### Problem statement
Copy, from the entries below, each line where the word "наносят" can be found.

### Data to use
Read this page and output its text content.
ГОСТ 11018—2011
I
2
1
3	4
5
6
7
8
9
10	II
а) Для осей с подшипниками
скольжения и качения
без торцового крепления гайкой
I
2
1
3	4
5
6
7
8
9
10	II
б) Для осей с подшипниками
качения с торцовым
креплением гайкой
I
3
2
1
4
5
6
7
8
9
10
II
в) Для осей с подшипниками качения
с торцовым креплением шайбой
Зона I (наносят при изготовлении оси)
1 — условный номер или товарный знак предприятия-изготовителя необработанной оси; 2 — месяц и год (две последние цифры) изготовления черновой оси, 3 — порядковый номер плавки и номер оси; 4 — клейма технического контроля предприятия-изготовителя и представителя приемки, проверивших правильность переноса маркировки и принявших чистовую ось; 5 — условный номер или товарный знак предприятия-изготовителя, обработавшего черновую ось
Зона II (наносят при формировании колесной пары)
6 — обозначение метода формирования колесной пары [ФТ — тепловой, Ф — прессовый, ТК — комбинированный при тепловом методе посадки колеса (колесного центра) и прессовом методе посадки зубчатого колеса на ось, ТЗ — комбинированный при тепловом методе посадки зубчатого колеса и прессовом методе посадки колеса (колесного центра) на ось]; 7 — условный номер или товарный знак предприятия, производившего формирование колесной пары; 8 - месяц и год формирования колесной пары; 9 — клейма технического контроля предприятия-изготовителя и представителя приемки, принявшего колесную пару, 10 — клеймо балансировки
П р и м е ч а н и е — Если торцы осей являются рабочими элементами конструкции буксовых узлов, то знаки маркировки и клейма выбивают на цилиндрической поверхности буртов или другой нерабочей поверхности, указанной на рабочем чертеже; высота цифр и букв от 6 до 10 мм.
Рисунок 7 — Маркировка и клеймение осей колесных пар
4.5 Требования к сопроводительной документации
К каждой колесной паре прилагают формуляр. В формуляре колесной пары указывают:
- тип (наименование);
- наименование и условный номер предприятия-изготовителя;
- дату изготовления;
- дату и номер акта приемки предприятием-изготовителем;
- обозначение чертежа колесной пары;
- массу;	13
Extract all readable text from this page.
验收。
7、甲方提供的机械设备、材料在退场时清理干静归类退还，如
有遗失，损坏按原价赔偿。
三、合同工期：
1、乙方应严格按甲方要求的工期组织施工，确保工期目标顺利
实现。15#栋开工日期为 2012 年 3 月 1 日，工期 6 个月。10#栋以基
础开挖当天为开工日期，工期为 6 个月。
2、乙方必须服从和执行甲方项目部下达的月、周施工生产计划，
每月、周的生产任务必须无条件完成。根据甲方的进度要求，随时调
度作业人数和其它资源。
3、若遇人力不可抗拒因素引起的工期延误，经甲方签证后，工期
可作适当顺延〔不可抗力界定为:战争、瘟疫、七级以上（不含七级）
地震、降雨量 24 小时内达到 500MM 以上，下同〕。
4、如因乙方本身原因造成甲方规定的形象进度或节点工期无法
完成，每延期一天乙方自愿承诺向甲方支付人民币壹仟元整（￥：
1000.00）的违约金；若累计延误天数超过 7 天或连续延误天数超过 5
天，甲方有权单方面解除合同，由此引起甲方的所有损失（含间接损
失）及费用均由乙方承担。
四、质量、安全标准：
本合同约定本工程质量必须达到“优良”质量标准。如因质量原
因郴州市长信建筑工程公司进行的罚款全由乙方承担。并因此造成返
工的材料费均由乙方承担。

### Written answer
Зона I (наносят при изготовлении оси)
Зона II (наносят при формировании колесной пары)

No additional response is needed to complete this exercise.